[Stored data]
▼
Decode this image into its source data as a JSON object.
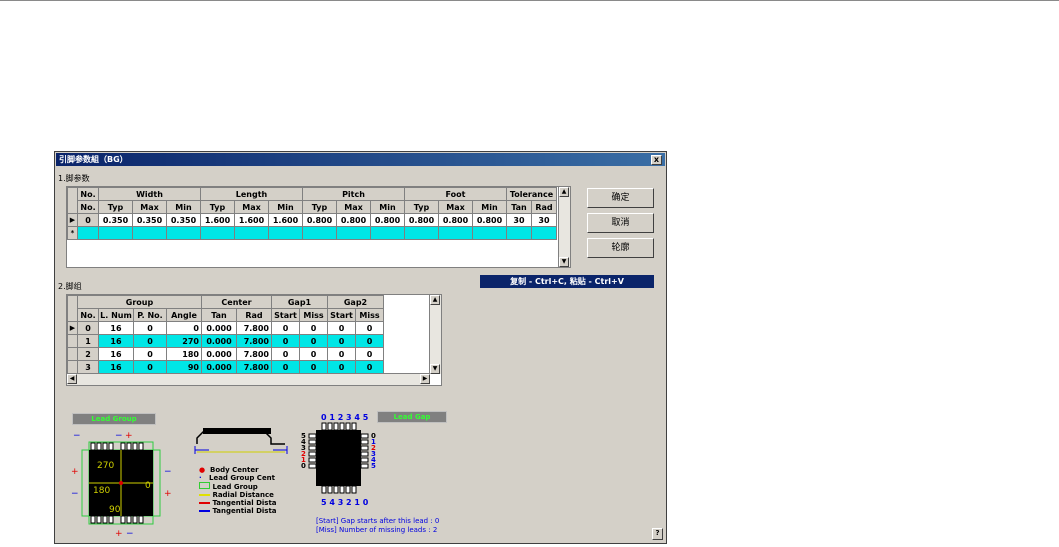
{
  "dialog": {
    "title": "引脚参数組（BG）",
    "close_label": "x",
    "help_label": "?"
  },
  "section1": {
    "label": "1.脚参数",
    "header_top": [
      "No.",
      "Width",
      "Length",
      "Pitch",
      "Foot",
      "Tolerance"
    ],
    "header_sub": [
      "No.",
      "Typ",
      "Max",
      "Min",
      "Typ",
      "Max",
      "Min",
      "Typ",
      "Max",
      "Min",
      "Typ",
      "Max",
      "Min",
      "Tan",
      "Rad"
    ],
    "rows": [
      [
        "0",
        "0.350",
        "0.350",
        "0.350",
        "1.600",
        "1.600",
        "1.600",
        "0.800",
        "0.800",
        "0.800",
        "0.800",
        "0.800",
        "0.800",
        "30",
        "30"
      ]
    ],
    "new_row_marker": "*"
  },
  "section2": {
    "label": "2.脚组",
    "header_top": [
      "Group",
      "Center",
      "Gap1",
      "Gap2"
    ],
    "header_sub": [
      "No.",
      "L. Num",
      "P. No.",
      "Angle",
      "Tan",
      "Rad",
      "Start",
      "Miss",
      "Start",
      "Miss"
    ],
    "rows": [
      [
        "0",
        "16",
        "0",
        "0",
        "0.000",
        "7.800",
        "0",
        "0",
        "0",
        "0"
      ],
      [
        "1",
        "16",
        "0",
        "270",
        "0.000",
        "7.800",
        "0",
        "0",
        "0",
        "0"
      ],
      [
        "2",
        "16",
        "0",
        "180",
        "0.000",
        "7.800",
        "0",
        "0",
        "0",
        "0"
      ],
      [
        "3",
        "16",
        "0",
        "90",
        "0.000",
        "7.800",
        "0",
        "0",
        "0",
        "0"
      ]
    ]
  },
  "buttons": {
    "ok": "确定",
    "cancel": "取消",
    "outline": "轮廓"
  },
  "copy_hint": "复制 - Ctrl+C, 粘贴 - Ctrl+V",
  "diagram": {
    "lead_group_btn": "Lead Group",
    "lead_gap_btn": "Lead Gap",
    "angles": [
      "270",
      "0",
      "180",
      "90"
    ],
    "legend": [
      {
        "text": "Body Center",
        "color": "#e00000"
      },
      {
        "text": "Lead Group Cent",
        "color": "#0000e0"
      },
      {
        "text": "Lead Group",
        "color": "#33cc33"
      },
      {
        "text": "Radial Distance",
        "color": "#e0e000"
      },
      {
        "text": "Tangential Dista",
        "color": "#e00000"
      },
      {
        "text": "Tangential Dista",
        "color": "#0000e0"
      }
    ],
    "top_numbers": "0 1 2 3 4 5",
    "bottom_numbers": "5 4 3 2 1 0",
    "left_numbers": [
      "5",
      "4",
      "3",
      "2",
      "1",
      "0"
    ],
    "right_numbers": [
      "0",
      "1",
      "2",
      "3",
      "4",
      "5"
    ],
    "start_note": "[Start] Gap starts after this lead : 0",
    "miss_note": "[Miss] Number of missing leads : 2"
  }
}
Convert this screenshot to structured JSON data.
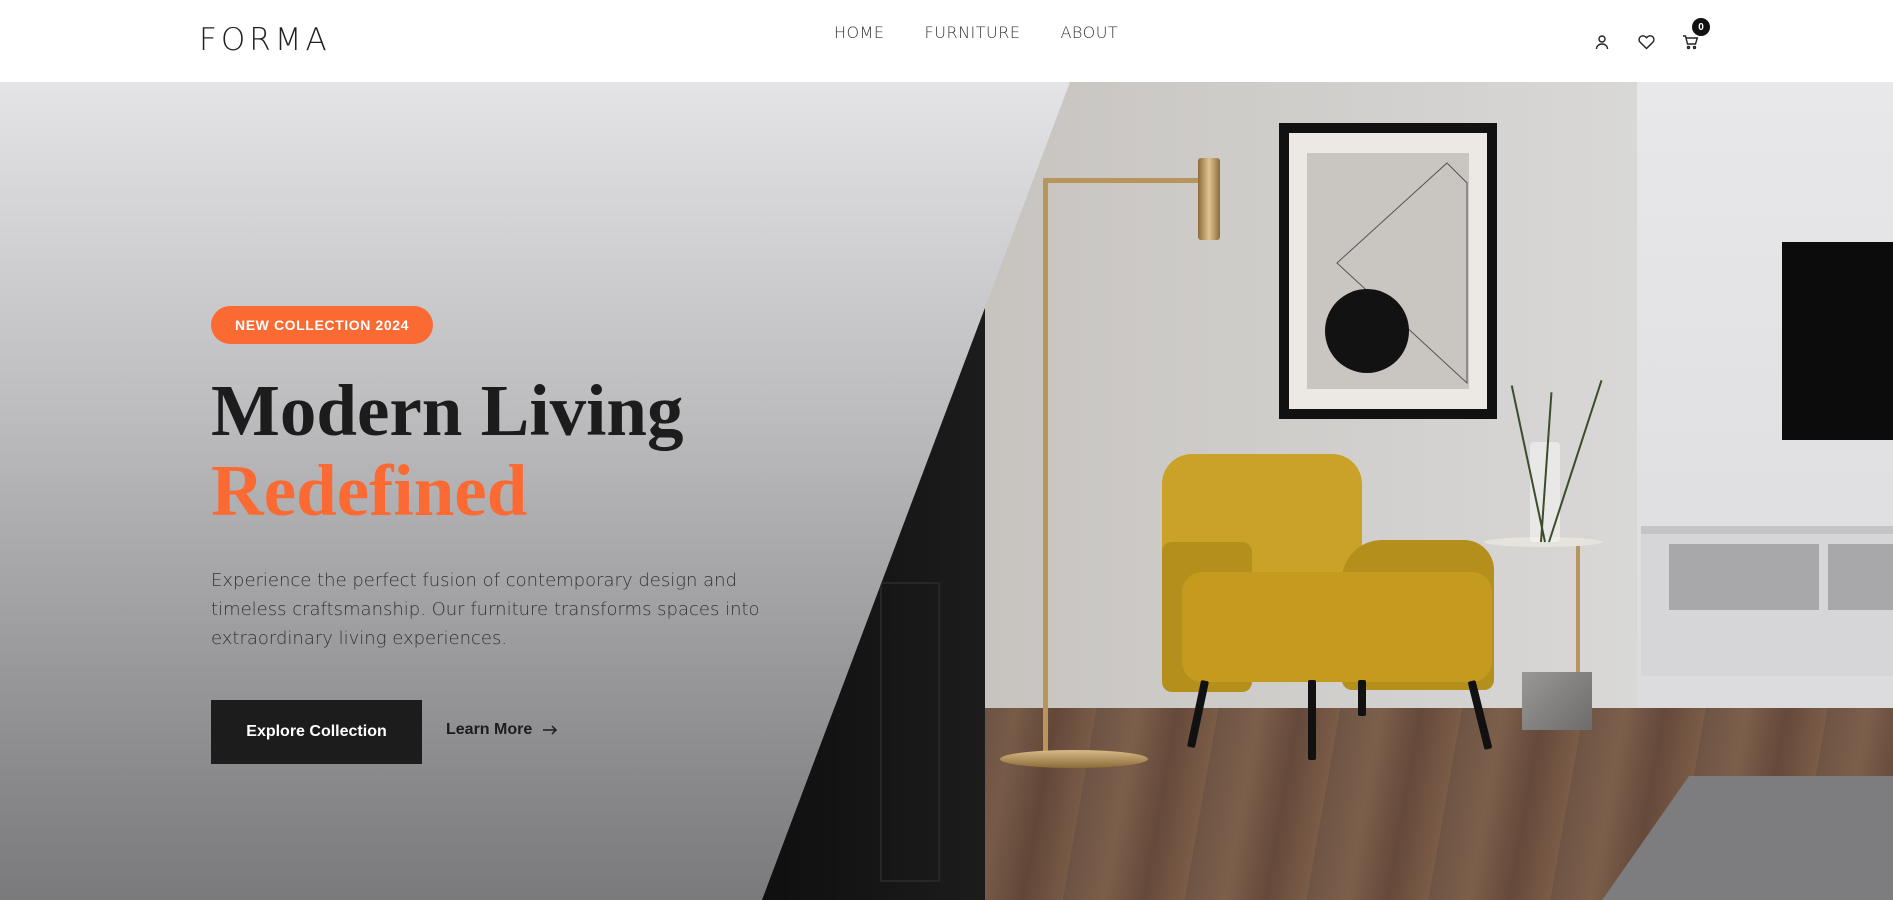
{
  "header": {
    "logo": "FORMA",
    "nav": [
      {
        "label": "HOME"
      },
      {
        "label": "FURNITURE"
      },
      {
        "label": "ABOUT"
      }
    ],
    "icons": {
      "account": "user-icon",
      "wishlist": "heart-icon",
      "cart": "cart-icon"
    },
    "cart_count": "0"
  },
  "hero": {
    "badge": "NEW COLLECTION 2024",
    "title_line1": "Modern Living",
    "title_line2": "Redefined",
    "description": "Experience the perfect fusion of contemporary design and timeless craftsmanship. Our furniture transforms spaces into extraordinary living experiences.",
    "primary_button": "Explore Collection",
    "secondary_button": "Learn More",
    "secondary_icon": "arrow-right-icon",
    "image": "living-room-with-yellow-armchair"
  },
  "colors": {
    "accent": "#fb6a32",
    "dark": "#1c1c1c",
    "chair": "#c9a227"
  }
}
▲
• _Written problem_
Pick out the lines above that hold the string "Group" and show them.

• _The completed task_
      "Group",
    "lead_group_btn": "Lead Group",
        "text": "Lead Group Cent",
        "text": "Lead Group",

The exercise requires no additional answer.